**Exercise goal**. Identify the lines that contain the word "color" and copy each one.

[Dataset records]
— begin —
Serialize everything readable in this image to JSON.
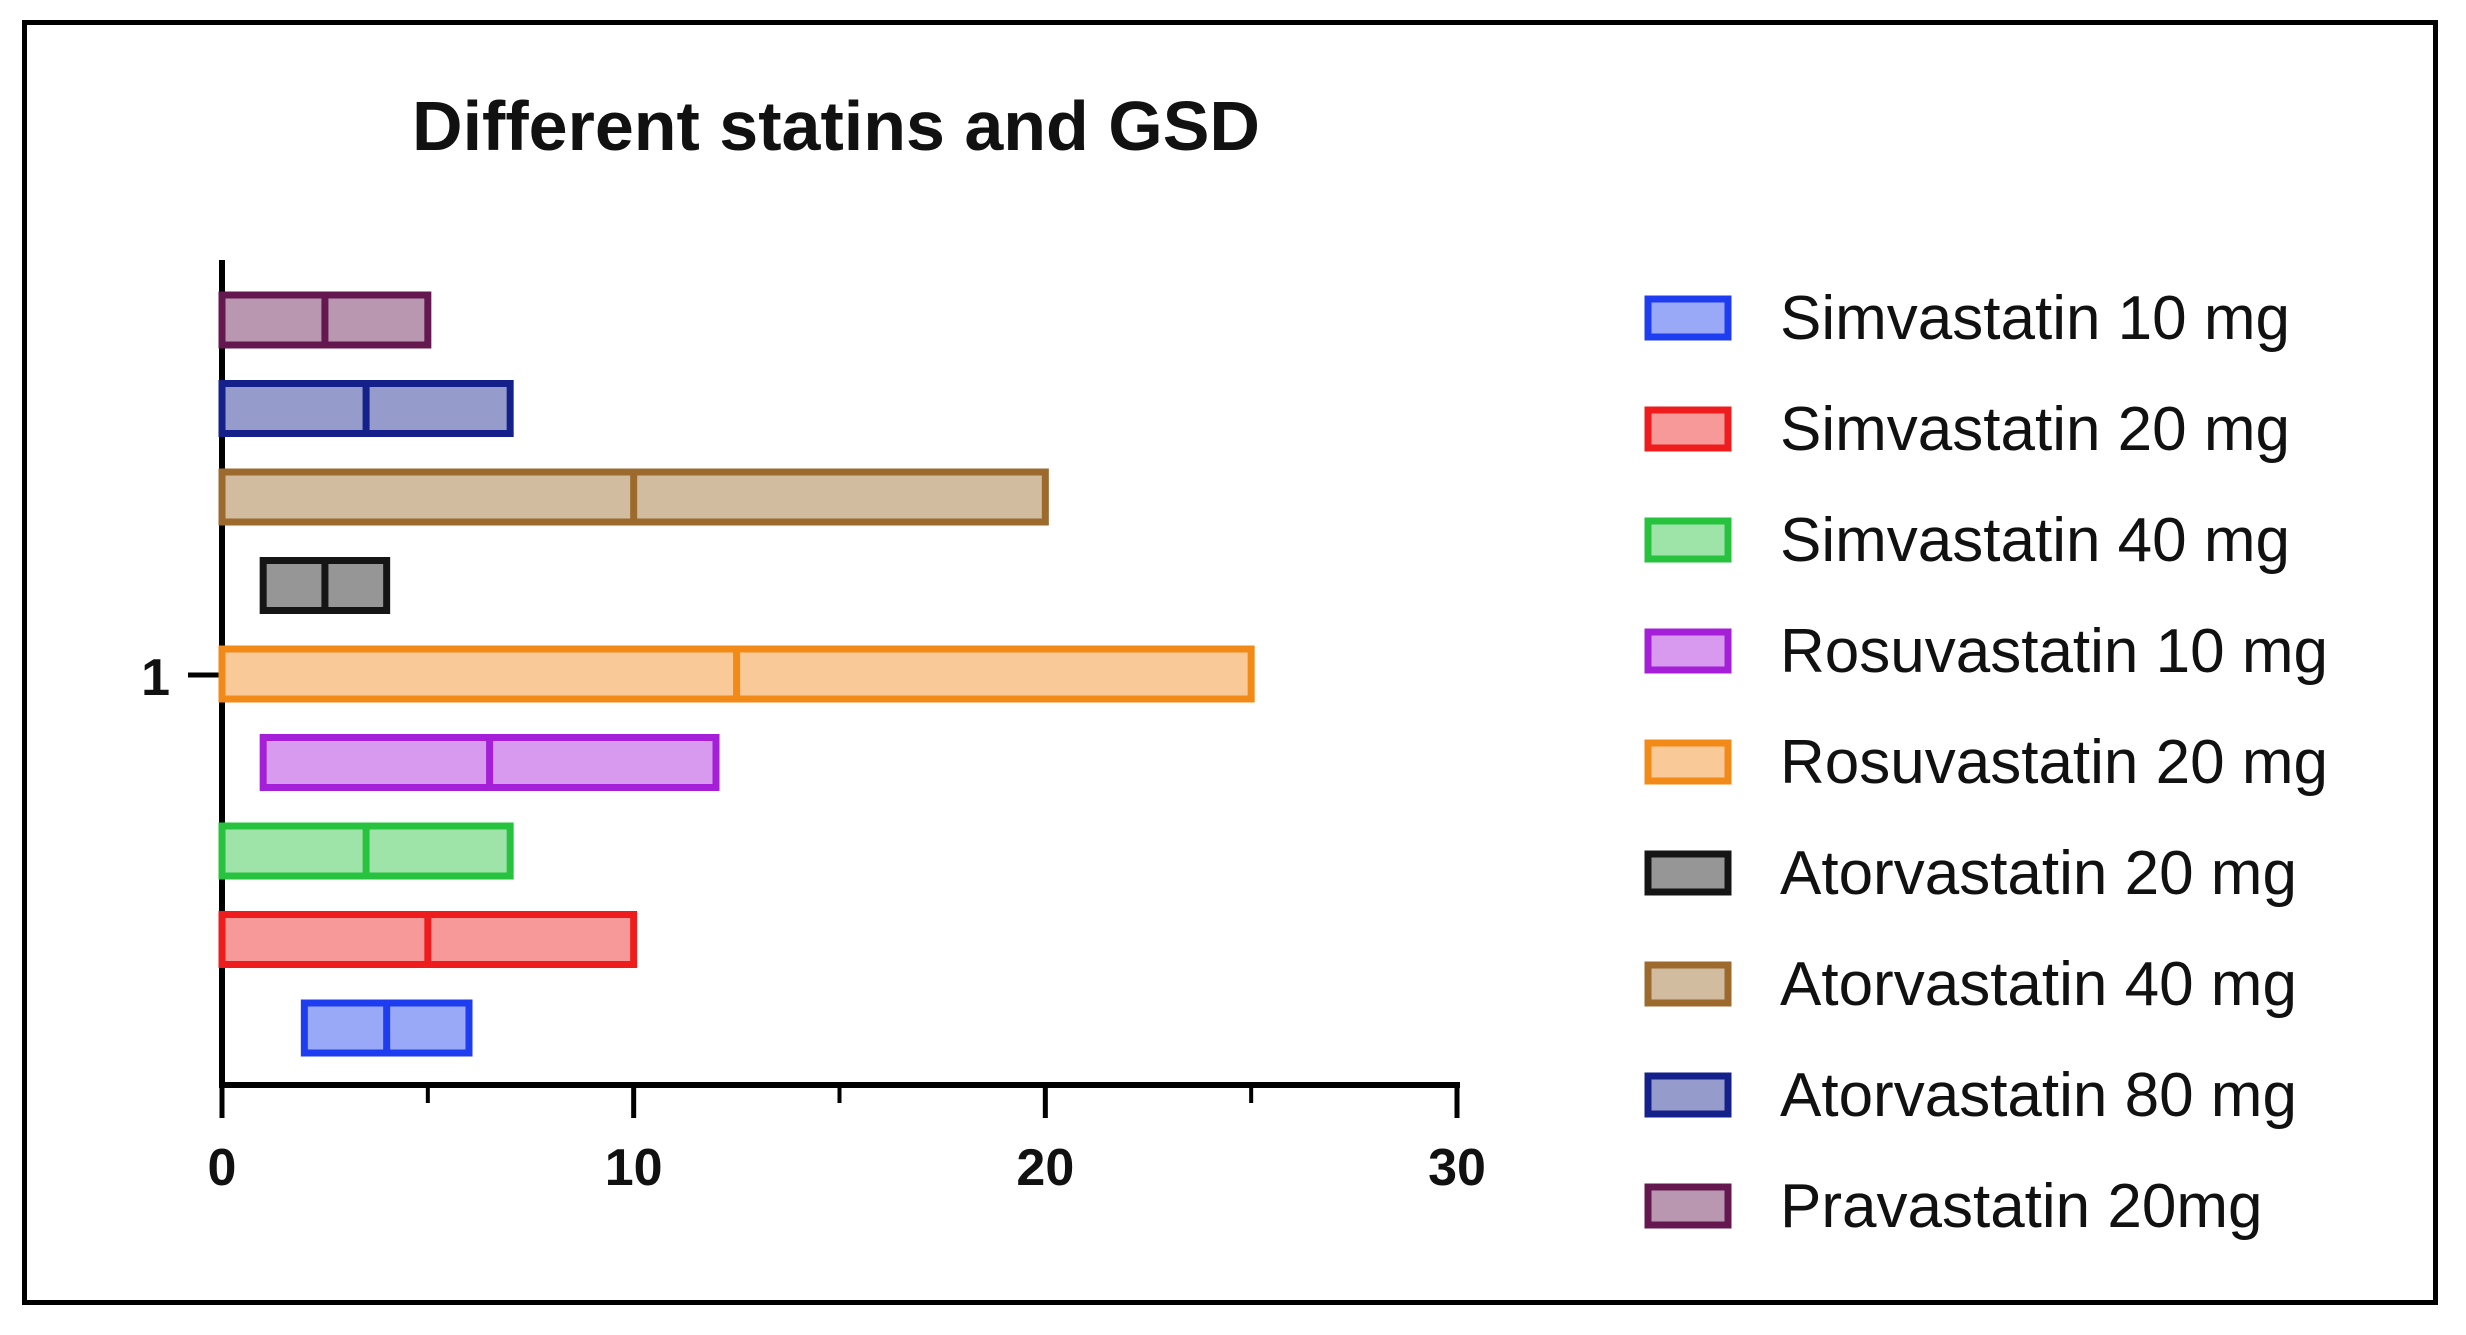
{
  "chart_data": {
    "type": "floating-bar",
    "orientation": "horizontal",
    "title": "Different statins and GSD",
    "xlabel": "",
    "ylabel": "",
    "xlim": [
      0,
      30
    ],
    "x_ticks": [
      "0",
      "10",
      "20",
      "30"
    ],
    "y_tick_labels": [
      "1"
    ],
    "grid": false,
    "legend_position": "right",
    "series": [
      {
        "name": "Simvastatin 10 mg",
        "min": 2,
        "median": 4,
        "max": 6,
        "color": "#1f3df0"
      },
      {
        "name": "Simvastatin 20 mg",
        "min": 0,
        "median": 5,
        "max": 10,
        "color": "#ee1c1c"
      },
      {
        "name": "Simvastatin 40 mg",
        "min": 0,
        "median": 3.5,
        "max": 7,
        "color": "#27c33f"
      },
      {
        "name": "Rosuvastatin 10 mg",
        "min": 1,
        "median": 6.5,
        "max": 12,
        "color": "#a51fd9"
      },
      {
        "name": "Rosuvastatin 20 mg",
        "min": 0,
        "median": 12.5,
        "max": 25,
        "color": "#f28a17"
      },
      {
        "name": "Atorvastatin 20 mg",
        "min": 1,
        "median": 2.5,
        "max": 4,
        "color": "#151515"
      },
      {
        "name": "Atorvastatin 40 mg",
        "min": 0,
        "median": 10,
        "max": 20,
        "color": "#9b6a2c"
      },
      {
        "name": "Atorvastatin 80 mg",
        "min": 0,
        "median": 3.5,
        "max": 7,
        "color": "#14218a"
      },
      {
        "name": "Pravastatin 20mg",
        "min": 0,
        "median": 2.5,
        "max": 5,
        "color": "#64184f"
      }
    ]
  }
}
— end —
**Complete answer**.
        "color": "#1f3df0"
        "color": "#ee1c1c"
        "color": "#27c33f"
        "color": "#a51fd9"
        "color": "#f28a17"
        "color": "#151515"
        "color": "#9b6a2c"
        "color": "#14218a"
        "color": "#64184f"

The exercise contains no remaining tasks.